» TESTO ESTRATTO
====

Mi ha raccontato che non riusciva a trovare il nome sulla tomba, ma poi ha avvertito come una forza che lo spingeva verso un cumulo di terra messa male. Quando è arrivato il custode hanno capito che si trattava di Chérie, allora ha posato un fiore su quel mucchio di terra. In questo modo, stringendo la foto della compagna tra le mani e avendo trovato il posto in cui era seppellita, quest’uomo ha fisicizzato l’idea di morte. Il sepolcro – come scriveva Foscolo – non è necessario a chi muore, ha una funzione per chi resta in vita: non abbiamo una tale capacità di astrazione, abbiamo necessità di mentalizzare. Quando le persone muoiono, fateci caso, c’è chi conserva la foto e il lumino in casa certi che l’anima del defunto sia con loro, chi invece è legato al cimitero proprio perché riesce a pensare che il corpo è là».
L’Hospice “Casa delle Farfalle”.
La storia di Costantin
«Ho conosciuto una famiglia di origine rumena. Moglie, marito e tre figli sono arrivati qui senza mai riuscire a prendere il permesso di soggiorno, perché se non hai un lavoro regolare non puoi avere la residenza. Vivevano in un Comune del Frusinate ma i figli non avevano la possibilità di andare a scuola perché non erano iscritti all’anagrafe, la moglie era malata di tumore e non poteva ricevere cure perché non possedeva i documenti, neanche la tessera sanitaria.
Un giorno è arrivata da me un’insegnante che cercava di aiutarli. A quel punto ho deciso di chiamare la Asl di Isola del Liri e ho chiesto di preparare dei documenti provvisori per far sì che lei potesse essere ricoverata in hospice. Ho attivato la Caritas e aiutato lui – Costantin – a cercare lavoro, ma non c’è stato verso. La signora, non avendo mai ricevuto cure mediche, nel frattempo è morta. Abbiamo organizzato un funerale tramite il Comune al quale eravamo presenti io, Costantin e i suoi figli. L’abbiamo seppellita qui a Isola del Liri, rispettando quanto previsto dalla legge per le persone indigenti. È stata una delle cose più tristi della mia vita.
Fotografia di Martina LambazziHo cercato poi di far tornare il marito e i figli in Romania, ma lui ha scoperto di avere un tumore al rene. Progettavamo che due dei ragazzi andassero a Londra insieme al primo figlio che viveva già lì per lavoro, ma si rifiutavano di lasciare il padre, solo, in Italia. Costantin ha finalmente ottenuto il foglio di via per tornare in Romania, è partito mentre i suoi figli volavano a Londra. Ho saputo che è morto poco dopo».
L’Hospice “Casa delle Farfalle”.
«Non si muore facilmente»
«La legge prevede che venga riservato un sostegno post lutto ai familiari. A volte li indirizziamo nei centri di salute mentale, in qualche caso particolare – è raro – tornano per fare i volontari.
Chi lavora all’hospice vive un’esperienza umana fortissima e forse tutti dovrebbero affacciarsi a questo mondo. È un mondo soglia tra due condizioni: la vita e la morte. Le tocchi con mano entrambe. Non dobbiamo scongiurare la morte. Voglio rivolgermi soprattutto a chi pensa che non ci sia bisogno dell’eutanasia o delle cure terminali, dovrebbero vedere quanta sofferenza abita questi luoghi e quanto è difficile morire. Non si muore facilmente. Se vedi come si soffre, capisci quanto è importante dare dignità alle persone nel momento della morte. In Italia siamo in ritardo su questo. Il mondo cattolico ci ha insegnato che soffrire è una forma di espiazione, ma credo che non sia dignitoso. Dobbiamo aprire una finestra su questi temi perché la morte esiste ed è una realtà. Perché la morte, come la vita, è uno dei momenti più importanti della nostra esistenza».

====

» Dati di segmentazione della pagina
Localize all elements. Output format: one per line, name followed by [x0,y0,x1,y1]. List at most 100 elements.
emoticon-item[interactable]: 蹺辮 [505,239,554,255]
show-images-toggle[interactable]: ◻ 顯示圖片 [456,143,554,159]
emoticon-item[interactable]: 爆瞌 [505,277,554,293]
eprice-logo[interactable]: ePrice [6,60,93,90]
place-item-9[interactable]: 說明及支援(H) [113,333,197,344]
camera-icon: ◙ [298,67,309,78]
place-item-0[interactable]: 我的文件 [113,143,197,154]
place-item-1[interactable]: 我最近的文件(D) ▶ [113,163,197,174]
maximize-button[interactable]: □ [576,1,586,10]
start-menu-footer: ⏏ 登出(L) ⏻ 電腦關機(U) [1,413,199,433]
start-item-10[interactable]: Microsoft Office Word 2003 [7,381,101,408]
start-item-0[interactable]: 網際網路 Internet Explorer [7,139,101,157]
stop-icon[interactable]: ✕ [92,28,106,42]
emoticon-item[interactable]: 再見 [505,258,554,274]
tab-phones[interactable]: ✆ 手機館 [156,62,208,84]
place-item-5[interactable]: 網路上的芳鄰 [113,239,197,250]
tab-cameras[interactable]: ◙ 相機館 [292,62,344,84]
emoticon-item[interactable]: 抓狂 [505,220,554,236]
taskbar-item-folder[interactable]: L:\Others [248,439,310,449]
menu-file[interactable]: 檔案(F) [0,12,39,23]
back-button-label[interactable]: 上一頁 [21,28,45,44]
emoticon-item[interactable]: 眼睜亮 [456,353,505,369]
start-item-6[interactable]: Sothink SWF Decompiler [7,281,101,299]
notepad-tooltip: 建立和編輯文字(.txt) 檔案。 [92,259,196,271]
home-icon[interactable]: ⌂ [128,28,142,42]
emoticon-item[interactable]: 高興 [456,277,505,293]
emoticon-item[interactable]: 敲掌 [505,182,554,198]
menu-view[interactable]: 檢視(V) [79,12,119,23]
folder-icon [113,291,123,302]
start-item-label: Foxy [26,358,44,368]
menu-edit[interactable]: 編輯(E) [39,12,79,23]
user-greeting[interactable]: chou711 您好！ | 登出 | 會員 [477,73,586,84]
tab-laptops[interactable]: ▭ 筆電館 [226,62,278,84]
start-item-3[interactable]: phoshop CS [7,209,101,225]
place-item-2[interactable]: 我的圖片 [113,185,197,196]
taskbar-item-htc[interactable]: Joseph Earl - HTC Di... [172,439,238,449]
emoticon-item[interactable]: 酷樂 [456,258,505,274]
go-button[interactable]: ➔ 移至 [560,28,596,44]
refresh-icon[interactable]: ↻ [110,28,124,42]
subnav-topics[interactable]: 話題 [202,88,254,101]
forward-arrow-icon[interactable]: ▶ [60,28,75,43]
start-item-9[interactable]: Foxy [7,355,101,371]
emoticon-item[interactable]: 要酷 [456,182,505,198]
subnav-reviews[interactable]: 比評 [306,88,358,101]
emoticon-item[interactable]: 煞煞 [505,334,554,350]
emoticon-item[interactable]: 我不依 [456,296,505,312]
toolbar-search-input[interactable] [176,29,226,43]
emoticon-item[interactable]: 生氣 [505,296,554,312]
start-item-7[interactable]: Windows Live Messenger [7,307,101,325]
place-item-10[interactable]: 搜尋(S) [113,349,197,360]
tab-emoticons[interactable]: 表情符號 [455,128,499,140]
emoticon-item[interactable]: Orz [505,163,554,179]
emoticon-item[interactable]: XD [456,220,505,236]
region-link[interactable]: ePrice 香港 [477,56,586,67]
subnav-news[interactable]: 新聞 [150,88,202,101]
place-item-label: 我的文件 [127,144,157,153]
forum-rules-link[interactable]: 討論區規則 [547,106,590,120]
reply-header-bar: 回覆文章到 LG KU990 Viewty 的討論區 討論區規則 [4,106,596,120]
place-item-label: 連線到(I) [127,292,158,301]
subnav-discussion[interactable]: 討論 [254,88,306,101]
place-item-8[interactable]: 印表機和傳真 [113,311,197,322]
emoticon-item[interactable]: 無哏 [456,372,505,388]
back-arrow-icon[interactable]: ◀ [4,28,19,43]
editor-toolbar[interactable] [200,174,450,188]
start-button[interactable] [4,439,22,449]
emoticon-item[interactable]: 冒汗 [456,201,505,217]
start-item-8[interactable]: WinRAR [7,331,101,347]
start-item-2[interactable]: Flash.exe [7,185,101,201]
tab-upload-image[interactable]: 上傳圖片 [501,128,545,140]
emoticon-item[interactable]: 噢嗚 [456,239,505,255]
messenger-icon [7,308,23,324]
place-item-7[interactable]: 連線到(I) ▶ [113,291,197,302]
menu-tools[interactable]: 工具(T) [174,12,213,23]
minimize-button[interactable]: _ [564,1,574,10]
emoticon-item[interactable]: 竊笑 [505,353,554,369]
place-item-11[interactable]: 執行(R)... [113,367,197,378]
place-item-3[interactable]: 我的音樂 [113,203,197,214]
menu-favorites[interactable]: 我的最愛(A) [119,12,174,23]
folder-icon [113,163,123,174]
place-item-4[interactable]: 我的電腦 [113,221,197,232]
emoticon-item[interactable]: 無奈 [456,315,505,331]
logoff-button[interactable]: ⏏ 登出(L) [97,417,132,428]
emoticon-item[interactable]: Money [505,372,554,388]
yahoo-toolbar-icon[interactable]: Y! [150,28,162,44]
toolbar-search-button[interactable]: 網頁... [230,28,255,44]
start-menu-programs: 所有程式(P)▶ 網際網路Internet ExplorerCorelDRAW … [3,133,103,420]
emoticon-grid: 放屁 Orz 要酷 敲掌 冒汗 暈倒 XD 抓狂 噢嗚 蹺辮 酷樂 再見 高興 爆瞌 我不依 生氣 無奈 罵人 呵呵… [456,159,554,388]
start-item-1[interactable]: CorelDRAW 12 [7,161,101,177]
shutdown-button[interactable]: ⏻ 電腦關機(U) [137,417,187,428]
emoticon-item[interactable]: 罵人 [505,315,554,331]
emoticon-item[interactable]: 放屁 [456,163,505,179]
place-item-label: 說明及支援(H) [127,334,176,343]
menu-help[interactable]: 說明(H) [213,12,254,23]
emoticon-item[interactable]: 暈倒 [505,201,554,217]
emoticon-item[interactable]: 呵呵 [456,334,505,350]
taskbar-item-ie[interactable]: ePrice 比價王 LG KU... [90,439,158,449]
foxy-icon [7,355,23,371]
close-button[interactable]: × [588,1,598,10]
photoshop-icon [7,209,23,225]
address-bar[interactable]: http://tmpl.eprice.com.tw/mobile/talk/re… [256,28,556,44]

====

» COMPITI DA SVOLGERE
a - Trascrivi parola per parola il testo estratto da "La storia di" a "la tessera sanitaria.".
b - Secondo il testo estratto, dove è stata seppellita la moglie di Costantin?
Le voci non hanno alcun legame con il testo estratto.

» RISULTATI DEGLI ESERCIZI
a -
La storia di Costantin
«Ho conosciuto una famiglia di origine rumena. Moglie, marito e tre figli sono arrivati qui senza mai riuscire a prendere il permesso di soggiorno, perché se non hai un lavoro regolare non puoi avere la residenza. Vivevano in un Comune del Frusinate ma i figli non avevano la possibilità di andare a scuola perché non erano iscritti all’anagrafe, la moglie era malata di tumore e non poteva ricevere cure perché non possedeva i documenti, neanche la tessera sanitaria.

b - A Isola del Liri.